Transcribe the listing verbatim. Do not carry over any pictures.

..............................

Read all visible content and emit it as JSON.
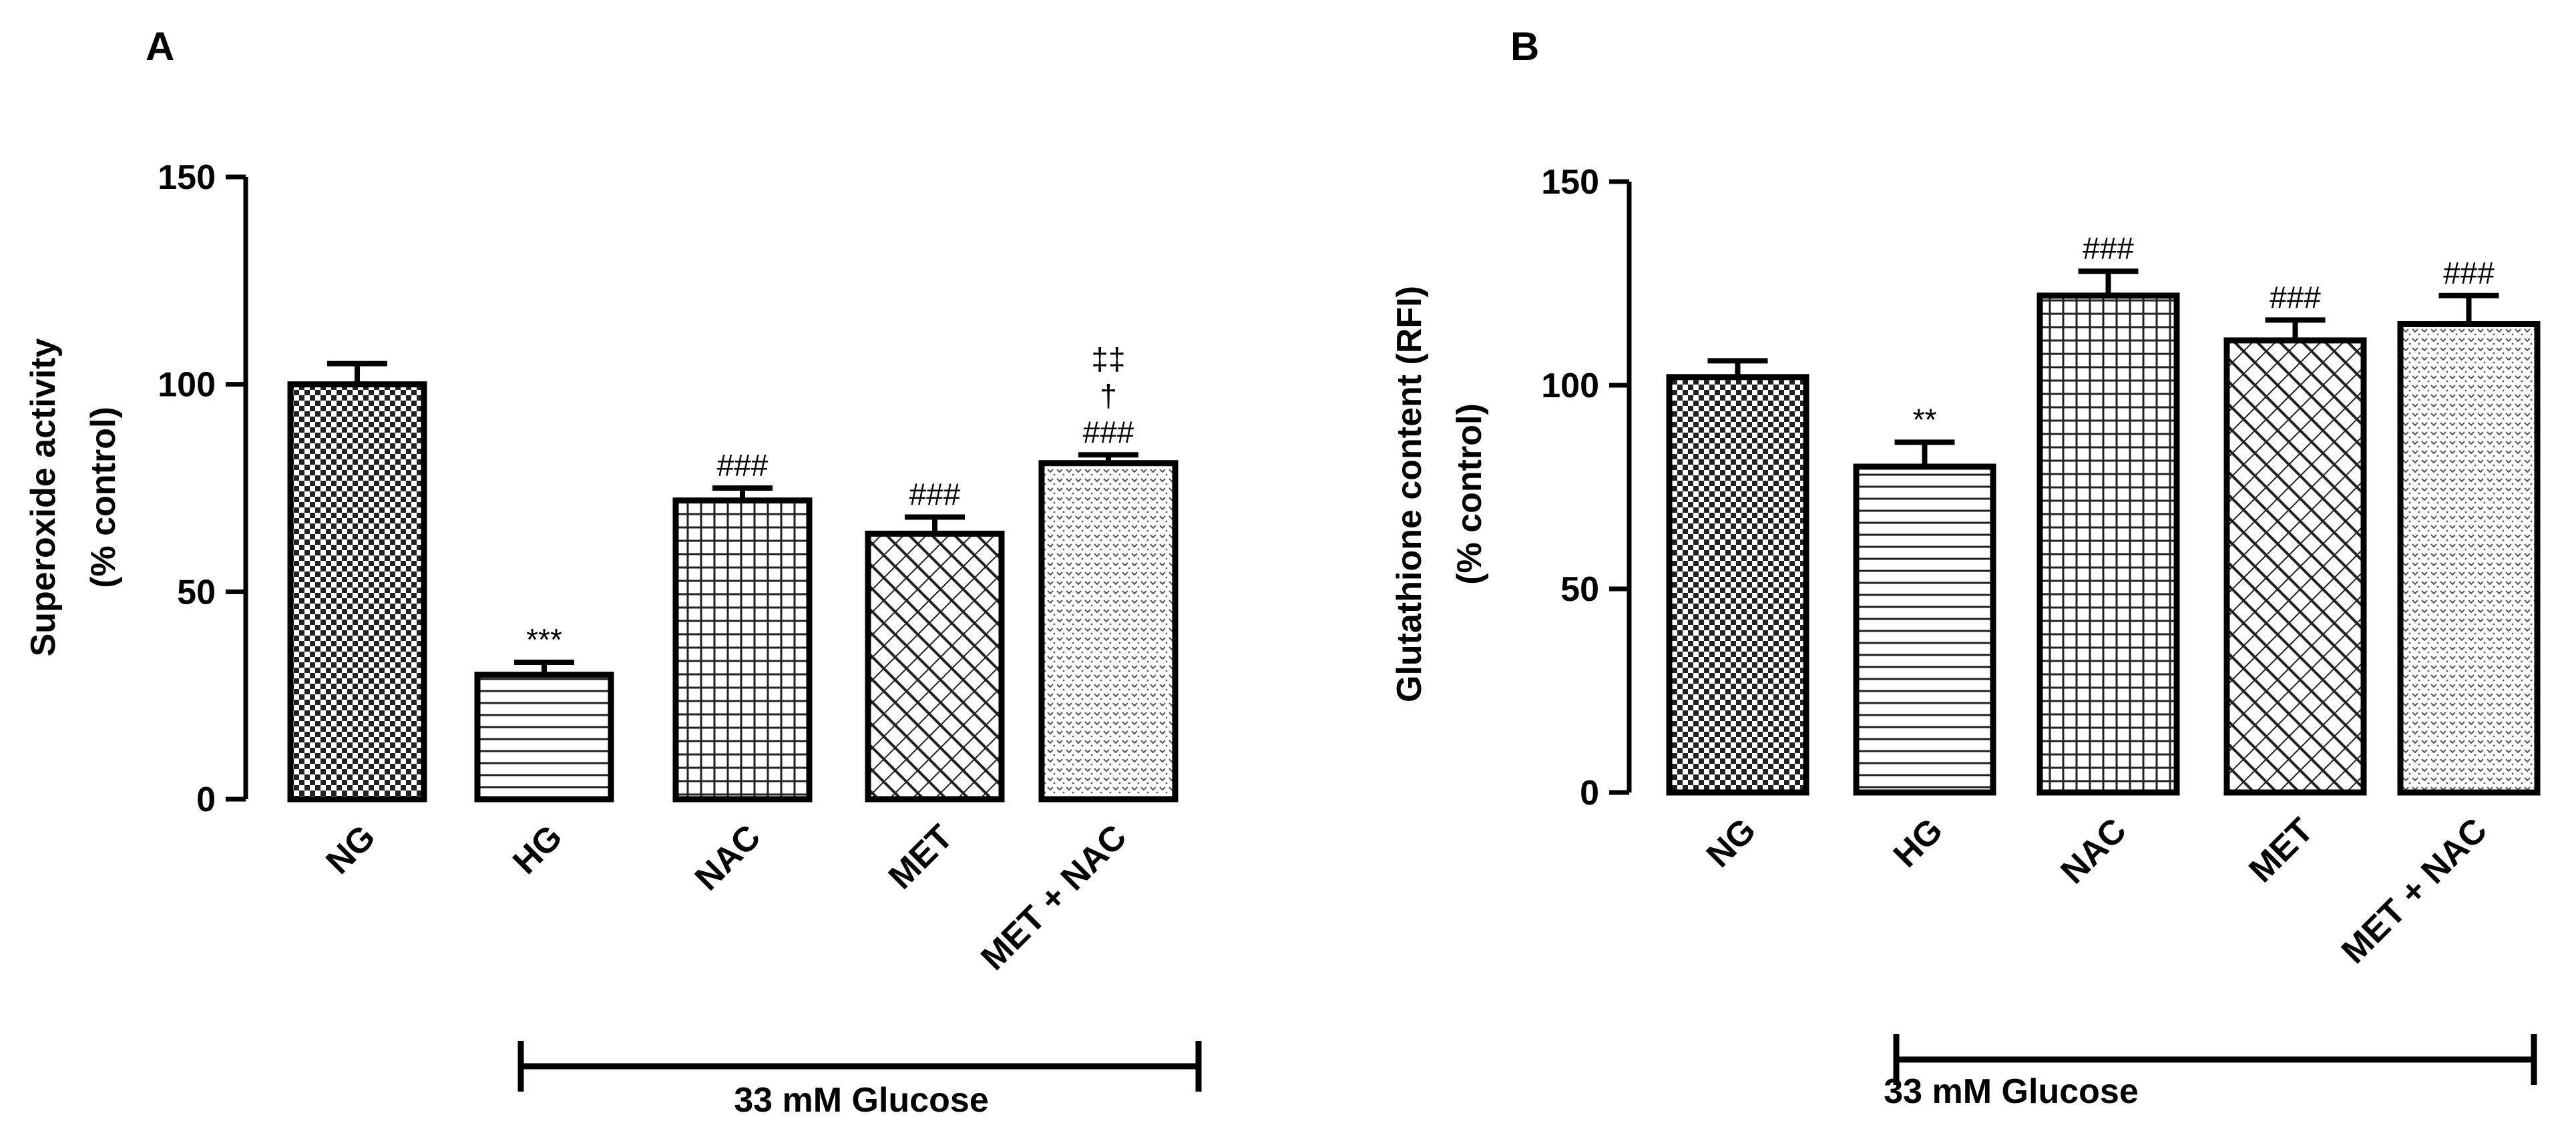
{
  "chart_data": [
    {
      "type": "bar",
      "panel": "A",
      "title": "",
      "xlabel": "",
      "ylabel": "Superoxide activity",
      "ylabel2": "(% control)",
      "ylim": [
        0,
        150
      ],
      "yticks": [
        0,
        50,
        100,
        150
      ],
      "categories": [
        "NG",
        "HG",
        "NAC",
        "MET",
        "MET + NAC"
      ],
      "values": [
        100,
        30,
        72,
        64,
        81
      ],
      "errors": [
        5,
        3,
        3,
        4,
        2
      ],
      "patterns": [
        "checker",
        "hlines",
        "grid",
        "diaggrid",
        "dots"
      ],
      "annotations": [
        [],
        [
          "***"
        ],
        [
          "###"
        ],
        [
          "###"
        ],
        [
          "###",
          "†",
          "‡‡"
        ]
      ],
      "group": {
        "label": "33 mM Glucose",
        "from": 1,
        "to": 4
      }
    },
    {
      "type": "bar",
      "panel": "B",
      "title": "",
      "xlabel": "",
      "ylabel": "Glutathione content (RFI)",
      "ylabel2": "(% control)",
      "ylim": [
        0,
        150
      ],
      "yticks": [
        0,
        50,
        100,
        150
      ],
      "categories": [
        "NG",
        "HG",
        "NAC",
        "MET",
        "MET + NAC"
      ],
      "values": [
        102,
        80,
        122,
        111,
        115
      ],
      "errors": [
        4,
        6,
        6,
        5,
        7
      ],
      "patterns": [
        "checker",
        "hlines",
        "grid",
        "diaggrid",
        "dots"
      ],
      "annotations": [
        [],
        [
          "**"
        ],
        [
          "###"
        ],
        [
          "###"
        ],
        [
          "###"
        ]
      ],
      "group": {
        "label": "33 mM Glucose",
        "from": 1,
        "to": 4
      }
    }
  ]
}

..............................

Result for this task:
Read all visible content and emit it as JSON.
{
  "chart_data": [
    {
      "type": "bar",
      "panel": "A",
      "title": "",
      "xlabel": "",
      "ylabel": "Superoxide activity",
      "ylabel2": "(% control)",
      "ylim": [
        0,
        150
      ],
      "yticks": [
        0,
        50,
        100,
        150
      ],
      "categories": [
        "NG",
        "HG",
        "NAC",
        "MET",
        "MET + NAC"
      ],
      "values": [
        100,
        30,
        72,
        64,
        81
      ],
      "errors": [
        5,
        3,
        3,
        4,
        2
      ],
      "patterns": [
        "checker",
        "hlines",
        "grid",
        "diaggrid",
        "dots"
      ],
      "annotations": [
        [],
        [
          "***"
        ],
        [
          "###"
        ],
        [
          "###"
        ],
        [
          "###",
          "†",
          "‡‡"
        ]
      ],
      "group": {
        "label": "33 mM Glucose",
        "from": 1,
        "to": 4
      }
    },
    {
      "type": "bar",
      "panel": "B",
      "title": "",
      "xlabel": "",
      "ylabel": "Glutathione content (RFI)",
      "ylabel2": "(% control)",
      "ylim": [
        0,
        150
      ],
      "yticks": [
        0,
        50,
        100,
        150
      ],
      "categories": [
        "NG",
        "HG",
        "NAC",
        "MET",
        "MET + NAC"
      ],
      "values": [
        102,
        80,
        122,
        111,
        115
      ],
      "errors": [
        4,
        6,
        6,
        5,
        7
      ],
      "patterns": [
        "checker",
        "hlines",
        "grid",
        "diaggrid",
        "dots"
      ],
      "annotations": [
        [],
        [
          "**"
        ],
        [
          "###"
        ],
        [
          "###"
        ],
        [
          "###"
        ]
      ],
      "group": {
        "label": "33 mM Glucose",
        "from": 1,
        "to": 4
      }
    }
  ]
}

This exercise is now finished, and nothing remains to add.